--- Given problem ---
Pull out every line from the listing that has the word "ylabel".

--- Excerpted data ---
++++++++++++++++++++

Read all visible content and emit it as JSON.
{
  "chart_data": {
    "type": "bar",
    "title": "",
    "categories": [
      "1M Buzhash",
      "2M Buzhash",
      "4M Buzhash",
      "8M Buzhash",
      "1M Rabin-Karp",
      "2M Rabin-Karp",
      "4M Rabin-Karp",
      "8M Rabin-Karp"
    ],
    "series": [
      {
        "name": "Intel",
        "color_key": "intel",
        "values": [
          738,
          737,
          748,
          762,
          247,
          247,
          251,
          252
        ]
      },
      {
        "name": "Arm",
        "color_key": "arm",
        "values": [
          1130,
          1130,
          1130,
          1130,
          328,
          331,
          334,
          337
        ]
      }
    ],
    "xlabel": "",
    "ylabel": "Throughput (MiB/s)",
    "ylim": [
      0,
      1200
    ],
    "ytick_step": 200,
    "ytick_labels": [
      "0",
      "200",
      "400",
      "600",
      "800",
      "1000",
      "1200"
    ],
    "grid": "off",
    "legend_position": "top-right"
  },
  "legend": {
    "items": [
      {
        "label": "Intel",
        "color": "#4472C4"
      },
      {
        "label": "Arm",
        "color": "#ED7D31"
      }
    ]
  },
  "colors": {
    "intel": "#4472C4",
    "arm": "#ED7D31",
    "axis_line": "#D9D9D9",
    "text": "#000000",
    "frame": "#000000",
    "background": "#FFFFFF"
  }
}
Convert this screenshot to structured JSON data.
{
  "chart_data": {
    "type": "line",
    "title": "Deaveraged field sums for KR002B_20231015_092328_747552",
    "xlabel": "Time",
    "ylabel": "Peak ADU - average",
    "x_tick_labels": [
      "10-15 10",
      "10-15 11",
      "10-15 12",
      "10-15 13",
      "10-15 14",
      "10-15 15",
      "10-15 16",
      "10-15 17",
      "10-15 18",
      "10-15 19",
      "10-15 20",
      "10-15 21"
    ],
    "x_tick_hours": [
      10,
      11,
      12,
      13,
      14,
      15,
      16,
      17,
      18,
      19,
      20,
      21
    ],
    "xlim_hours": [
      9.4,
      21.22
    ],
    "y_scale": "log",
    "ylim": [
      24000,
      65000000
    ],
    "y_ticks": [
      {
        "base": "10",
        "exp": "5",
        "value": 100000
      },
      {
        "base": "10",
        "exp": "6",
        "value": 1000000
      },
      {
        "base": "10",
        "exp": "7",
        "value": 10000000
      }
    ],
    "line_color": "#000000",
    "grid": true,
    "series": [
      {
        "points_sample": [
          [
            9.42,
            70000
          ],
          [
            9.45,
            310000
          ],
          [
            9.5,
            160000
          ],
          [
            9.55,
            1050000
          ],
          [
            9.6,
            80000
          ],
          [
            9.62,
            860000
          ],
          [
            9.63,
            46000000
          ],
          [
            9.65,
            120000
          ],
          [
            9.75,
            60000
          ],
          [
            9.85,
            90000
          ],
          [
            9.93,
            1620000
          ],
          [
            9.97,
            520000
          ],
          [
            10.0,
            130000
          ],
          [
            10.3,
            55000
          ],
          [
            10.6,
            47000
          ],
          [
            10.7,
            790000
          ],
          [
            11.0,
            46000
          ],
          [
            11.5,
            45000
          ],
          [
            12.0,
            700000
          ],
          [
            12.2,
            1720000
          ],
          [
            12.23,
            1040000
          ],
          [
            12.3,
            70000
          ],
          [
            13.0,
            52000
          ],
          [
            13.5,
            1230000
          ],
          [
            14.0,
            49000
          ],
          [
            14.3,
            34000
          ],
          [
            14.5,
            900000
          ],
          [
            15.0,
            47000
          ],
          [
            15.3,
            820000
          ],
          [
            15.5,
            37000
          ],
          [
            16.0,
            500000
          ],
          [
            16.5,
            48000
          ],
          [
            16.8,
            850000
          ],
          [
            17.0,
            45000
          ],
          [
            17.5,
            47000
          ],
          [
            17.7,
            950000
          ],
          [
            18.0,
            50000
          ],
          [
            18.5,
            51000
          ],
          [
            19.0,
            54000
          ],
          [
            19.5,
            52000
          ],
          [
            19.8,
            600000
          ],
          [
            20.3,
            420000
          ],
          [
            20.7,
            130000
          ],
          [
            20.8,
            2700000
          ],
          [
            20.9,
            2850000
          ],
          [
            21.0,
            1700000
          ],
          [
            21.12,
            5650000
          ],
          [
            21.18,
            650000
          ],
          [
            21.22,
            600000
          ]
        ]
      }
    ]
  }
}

++++++++++++++++++++

--- Task answer ---
    "ylabel": "Throughput (MiB/s)",
    "ylabel": "Peak ADU - average",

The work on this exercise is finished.